If you overclock your video card, you should invest in and apply a larger heat sink to the video CPU and provide additional cooling across the entire card to help maintain lower overall temperatures and reliability.

Accessing the nVidia overclock settings
Figure 7-4. Accessing the nVidia overclock settings

If your nVidia Riva-based card doesn’t use the Detonator driver, set you can still ramp up your adapter with the RivaTuner utility shown in Figure 7-5, from http://www.guru3d.com/rivatuner/. RivaTuner is a simple but effective way to speed up your video.

Tip

While most of the current tweaks, Detonator drivers, and overclocking utilities indicate they are for nVidia’s GeForce and Quadro products, as you see here, they work fine on the Riva and Riva TNT products dating back to 1998 also, giving new life to an older but still capable video card.

Set and save video overclock values in RivaTuner
Figure 7-5. Set and save video overclock values in RivaTuner

Overclocking the CPU or “core” speed of your video card yields overall performance and frame-rate improvements proportionate to how much you increase the video card CPU speed—a 10% increase in CPU clock yields an 8-12% performance increase. In my test case, a Riva TNT-based video card running a default 90 MHz displayed an average of 12-13 frames per second (fps) before running the core clock up to 100 MHz. As mentioned earlier in this chapter, frames per second is but one measure of performance. Fps is a great benchmark for full-motion video and gaming action, but the overall quality of textures can still suffer at high frame rates, so your card needs to have high performance in rendering texture elements and smooth texture transitions. In addition, some video presentations are set at a specific frame rate, and no amount of overclocking will improve them. I experimented with an old Diamond Viper 770 card using a Riva TNT chipset and found the frame rate already maxed out at normal speed, and it did not change with higher clock speeds, but other performance measurements and the appearance of benchmarking video tests with 3DMark2001 showed calculated improvements of 8-10% and significant appearance-by-eye improvement after increasing the clock rate by 30%.

Overclock Your ATI Radeon

Perhaps the simplest and safest way to determine and set the highest speeds for your ATI adapters.

The easiest and safest way I found to kick up your ATI video adapter and get a performance increase is with a nicely written, easy-to-use program called ATITool, shown in Figure 7-6.

* Provided data
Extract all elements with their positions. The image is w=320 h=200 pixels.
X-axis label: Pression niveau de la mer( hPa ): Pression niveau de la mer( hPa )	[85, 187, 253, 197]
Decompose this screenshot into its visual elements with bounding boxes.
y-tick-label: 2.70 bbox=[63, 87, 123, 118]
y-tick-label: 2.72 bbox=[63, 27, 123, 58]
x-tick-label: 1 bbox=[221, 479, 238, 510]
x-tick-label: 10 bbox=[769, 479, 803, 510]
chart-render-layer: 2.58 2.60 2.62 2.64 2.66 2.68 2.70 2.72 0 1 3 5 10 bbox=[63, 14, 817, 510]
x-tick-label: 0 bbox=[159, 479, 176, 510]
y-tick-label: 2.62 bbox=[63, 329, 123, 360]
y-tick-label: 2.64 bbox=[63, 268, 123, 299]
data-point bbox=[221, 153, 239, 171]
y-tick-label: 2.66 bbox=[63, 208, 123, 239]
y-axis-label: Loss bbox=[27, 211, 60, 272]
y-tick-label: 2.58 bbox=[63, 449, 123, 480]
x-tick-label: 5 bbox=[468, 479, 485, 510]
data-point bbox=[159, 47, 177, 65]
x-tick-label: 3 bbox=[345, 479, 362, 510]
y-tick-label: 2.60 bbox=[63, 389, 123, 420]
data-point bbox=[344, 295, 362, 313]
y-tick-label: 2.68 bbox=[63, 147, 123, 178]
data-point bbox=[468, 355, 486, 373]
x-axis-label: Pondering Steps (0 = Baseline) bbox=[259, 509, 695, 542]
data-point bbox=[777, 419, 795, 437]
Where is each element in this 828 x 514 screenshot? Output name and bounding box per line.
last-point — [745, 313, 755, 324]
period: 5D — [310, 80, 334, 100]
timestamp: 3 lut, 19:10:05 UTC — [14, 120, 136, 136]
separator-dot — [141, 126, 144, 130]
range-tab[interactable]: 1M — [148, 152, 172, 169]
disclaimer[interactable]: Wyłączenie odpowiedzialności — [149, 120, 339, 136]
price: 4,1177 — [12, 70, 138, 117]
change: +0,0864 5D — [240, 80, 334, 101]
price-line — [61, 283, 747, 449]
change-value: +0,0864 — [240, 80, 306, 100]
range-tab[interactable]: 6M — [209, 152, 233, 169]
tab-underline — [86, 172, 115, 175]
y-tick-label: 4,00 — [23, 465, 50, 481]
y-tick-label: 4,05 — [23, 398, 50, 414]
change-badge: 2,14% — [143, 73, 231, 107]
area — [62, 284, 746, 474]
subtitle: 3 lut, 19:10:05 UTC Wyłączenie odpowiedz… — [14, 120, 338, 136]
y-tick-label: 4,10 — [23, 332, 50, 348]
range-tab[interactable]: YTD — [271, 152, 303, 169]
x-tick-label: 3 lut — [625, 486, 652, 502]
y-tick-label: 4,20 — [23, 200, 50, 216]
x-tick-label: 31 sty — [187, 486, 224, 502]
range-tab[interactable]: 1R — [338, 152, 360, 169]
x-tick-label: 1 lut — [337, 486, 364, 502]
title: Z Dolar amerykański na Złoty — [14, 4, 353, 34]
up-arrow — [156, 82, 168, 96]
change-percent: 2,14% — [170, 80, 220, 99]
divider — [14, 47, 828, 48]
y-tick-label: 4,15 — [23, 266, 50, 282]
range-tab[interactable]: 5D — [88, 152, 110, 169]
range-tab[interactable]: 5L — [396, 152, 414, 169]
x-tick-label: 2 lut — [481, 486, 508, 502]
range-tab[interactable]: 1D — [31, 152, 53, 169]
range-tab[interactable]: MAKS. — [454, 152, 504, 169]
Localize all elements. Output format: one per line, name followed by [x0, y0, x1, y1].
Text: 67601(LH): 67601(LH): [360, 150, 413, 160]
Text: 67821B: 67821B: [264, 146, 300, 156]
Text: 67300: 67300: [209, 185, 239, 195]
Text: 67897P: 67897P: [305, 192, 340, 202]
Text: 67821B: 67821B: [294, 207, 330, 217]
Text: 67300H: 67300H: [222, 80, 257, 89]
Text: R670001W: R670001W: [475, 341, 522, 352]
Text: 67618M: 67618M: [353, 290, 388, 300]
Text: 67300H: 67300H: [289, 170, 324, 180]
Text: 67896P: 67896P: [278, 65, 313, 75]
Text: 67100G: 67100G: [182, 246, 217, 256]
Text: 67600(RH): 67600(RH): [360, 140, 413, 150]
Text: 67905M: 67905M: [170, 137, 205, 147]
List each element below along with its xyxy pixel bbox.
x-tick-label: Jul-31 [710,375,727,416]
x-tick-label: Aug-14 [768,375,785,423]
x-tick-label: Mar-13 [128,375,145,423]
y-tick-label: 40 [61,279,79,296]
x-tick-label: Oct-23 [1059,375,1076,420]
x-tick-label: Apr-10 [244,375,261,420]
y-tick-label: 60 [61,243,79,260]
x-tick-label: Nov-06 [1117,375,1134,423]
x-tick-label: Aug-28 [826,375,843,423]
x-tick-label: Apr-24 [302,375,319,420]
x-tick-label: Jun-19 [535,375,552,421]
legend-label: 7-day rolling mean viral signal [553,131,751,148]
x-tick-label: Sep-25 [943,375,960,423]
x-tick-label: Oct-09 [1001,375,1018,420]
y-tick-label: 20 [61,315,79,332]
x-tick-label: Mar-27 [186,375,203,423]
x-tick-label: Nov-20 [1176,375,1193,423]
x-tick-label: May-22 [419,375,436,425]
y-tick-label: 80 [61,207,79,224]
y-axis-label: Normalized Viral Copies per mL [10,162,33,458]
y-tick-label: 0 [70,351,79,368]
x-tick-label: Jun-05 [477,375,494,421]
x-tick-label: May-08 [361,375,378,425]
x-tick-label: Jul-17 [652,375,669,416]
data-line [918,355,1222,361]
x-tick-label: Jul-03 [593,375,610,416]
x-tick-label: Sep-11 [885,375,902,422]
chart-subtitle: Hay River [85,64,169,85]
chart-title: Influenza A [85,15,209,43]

* What the task asks
Rewrite the stretch of the video card overclocking passage from "While most of" through "capable video card.", putting "nVidia drivers" in place of "Detonator drivers".

* Solution to this problem
While most of the current tweaks, nVidia drivers, and overclocking utilities indicate they are for nVidia’s GeForce and Quadro products, as you see here, they work fine on the Riva and Riva TNT products dating back to 1998 also, giving new life to an older but still capable video card.